_What needs to be done_: Some lines in the listing below may include the string "Dano". How many are there? Give only the number.

_ _ _ _

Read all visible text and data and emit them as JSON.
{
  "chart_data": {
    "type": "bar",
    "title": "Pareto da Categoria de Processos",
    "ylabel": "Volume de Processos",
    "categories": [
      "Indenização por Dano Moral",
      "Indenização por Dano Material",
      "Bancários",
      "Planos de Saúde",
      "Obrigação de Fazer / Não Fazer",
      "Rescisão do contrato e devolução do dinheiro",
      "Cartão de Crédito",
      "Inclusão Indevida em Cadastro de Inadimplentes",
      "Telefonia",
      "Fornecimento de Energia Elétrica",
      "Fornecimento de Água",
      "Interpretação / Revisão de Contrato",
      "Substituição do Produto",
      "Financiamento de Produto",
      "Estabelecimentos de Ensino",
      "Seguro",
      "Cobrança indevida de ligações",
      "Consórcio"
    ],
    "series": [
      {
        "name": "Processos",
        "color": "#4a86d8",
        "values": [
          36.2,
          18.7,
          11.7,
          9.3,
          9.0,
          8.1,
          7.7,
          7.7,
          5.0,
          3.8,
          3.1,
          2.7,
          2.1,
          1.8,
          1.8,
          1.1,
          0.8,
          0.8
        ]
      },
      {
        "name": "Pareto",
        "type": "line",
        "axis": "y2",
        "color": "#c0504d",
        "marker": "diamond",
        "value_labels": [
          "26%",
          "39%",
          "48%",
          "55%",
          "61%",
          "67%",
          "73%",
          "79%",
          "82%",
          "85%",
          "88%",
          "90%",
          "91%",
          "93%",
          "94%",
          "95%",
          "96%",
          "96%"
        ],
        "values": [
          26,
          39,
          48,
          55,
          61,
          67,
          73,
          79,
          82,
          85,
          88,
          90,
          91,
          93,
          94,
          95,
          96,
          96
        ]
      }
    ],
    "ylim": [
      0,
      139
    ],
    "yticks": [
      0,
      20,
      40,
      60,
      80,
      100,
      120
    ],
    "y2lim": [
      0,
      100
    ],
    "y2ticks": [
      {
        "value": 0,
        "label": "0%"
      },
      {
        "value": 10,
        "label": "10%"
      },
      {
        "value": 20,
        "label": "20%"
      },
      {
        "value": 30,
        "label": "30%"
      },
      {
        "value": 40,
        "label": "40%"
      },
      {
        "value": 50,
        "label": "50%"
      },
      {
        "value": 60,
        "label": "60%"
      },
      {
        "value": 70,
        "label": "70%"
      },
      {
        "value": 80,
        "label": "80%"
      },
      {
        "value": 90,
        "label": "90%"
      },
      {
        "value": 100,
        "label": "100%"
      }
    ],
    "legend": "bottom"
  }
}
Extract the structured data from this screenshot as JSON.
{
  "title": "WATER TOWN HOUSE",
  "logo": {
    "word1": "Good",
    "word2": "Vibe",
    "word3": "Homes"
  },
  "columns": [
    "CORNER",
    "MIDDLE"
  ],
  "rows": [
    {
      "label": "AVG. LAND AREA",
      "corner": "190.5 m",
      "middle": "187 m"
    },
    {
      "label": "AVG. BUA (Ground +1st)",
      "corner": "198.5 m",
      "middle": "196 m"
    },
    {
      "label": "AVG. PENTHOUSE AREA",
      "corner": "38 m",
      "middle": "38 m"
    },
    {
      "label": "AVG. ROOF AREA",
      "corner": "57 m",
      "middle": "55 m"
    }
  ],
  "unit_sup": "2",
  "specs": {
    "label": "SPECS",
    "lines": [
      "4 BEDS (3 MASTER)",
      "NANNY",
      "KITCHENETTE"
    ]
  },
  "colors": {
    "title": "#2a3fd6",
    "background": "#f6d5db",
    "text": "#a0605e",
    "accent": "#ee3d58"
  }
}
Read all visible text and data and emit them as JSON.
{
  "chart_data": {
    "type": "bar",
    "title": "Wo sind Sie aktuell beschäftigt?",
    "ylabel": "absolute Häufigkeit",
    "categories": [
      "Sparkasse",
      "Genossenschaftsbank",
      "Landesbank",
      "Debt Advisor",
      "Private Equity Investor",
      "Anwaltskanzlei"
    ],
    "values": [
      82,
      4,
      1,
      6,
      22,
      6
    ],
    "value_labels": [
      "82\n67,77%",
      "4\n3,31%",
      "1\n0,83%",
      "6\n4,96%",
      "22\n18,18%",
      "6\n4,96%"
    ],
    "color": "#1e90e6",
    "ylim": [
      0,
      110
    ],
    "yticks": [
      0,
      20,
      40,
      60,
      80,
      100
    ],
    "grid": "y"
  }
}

_ _ _ _

_Complete response_: 2